What is being asked → Transcribe every line exactly. Leave the pictures behind.

Dataset excerpts →
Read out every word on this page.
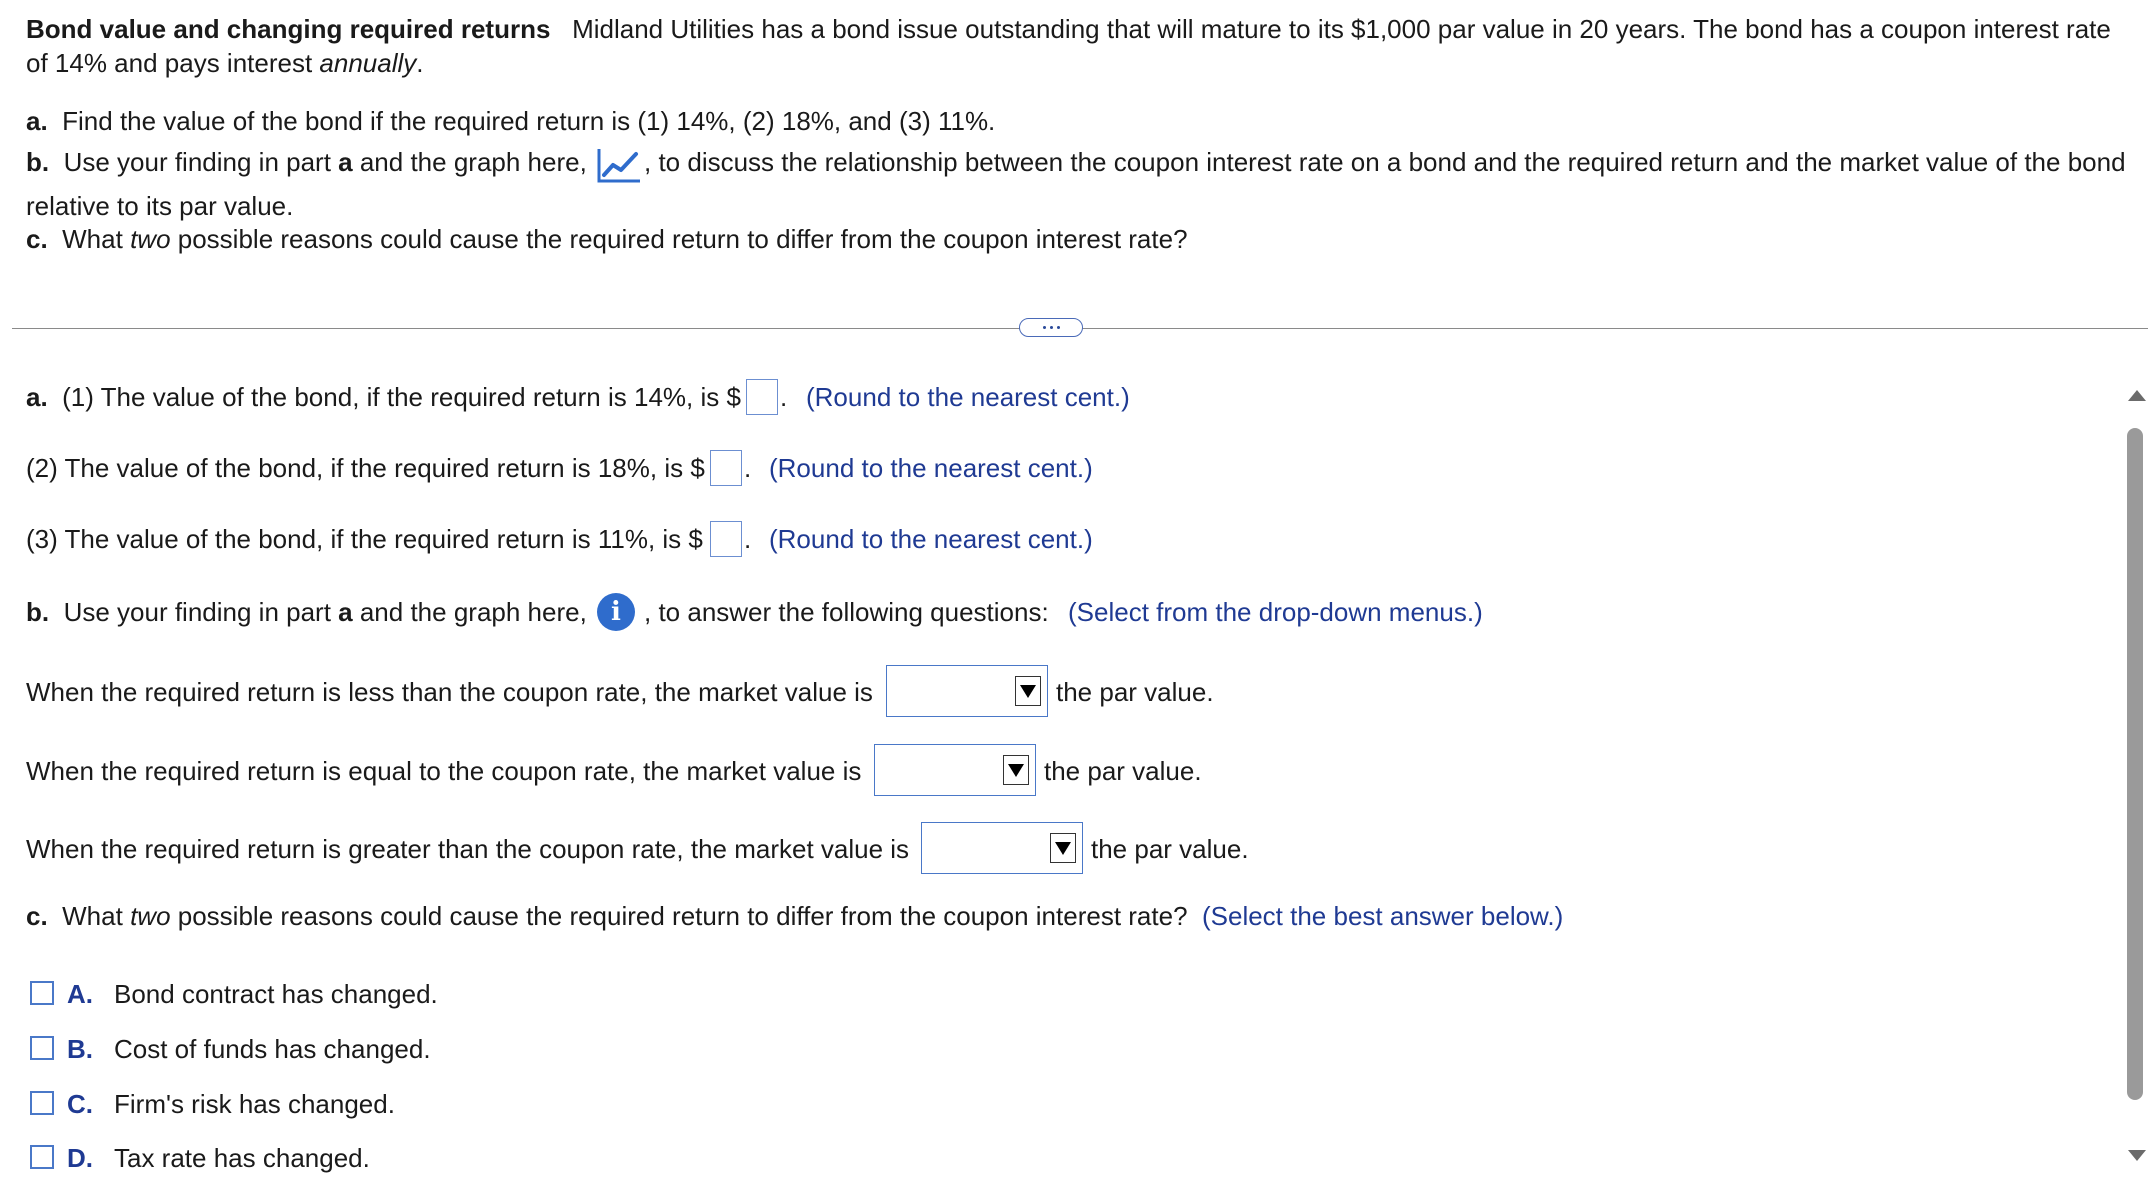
Bond value and changing required returns Midland Utilities has a bond issue outstanding that will mature to its $1,000 par value in 20 years. The bond has a coupon interest rate

of 14% and pays interest annually.

a. Find the value of the bond if the required return is (1) 14%, (2) 18%, and (3) 11%.
b. Use your finding in part a and the graph here, , to discuss the relationship between the coupon interest rate on a bond and the required return and the market value of the bond
relative to its par value.
c. What two possible reasons could cause the required return to differ from the coupon interest rate?
a. (1) The value of the bond, if the required return is 14%, is $ . (Round to the nearest cent.)
(2) The value of the bond, if the required return is 18%, is $ . (Round to the nearest cent.)
(3) The value of the bond, if the required return is 11%, is $ . (Round to the nearest cent.)
b. Use your finding in part a and the graph here, i , to answer the following questions: (Select from the drop-down menus.)
When the required return is less than the coupon rate, the market value is	the par value.
When the required return is equal to the coupon rate, the market value is	the par value.
When the required return is greater than the coupon rate, the market value is	the par value.
c. What two possible reasons could cause the required return to differ from the coupon interest rate? (Select the best answer below.)
A. Bond contract has changed.
B. Cost of funds has changed.
C. Firm's risk has changed.
D. Tax rate has changed.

Task output →
Read out every word on this page.
Bond value and changing required returns Midland Utilities has a bond issue outstanding that will mature to its $1,000 par value in 20 years. The bond has a coupon interest rate

of 14% and pays interest annually.

a. Find the value of the bond if the required return is (1) 14%, (2) 18%, and (3) 11%.
b. Use your finding in part a and the graph here, , to discuss the relationship between the coupon interest rate on a bond and the required return and the market value of the bond
relative to its par value.
c. What two possible reasons could cause the required return to differ from the coupon interest rate?
a. (1) The value of the bond, if the required return is 14%, is $ . (Round to the nearest cent.)
(2) The value of the bond, if the required return is 18%, is $ . (Round to the nearest cent.)
(3) The value of the bond, if the required return is 11%, is $ . (Round to the nearest cent.)
b. Use your finding in part a and the graph here, i , to answer the following questions: (Select from the drop-down menus.)
When the required return is less than the coupon rate, the market value is	the par value.
When the required return is equal to the coupon rate, the market value is	the par value.
When the required return is greater than the coupon rate, the market value is	the par value.
c. What two possible reasons could cause the required return to differ from the coupon interest rate? (Select the best answer below.)
A. Bond contract has changed.
B. Cost of funds has changed.
C. Firm's risk has changed.
D. Tax rate has changed.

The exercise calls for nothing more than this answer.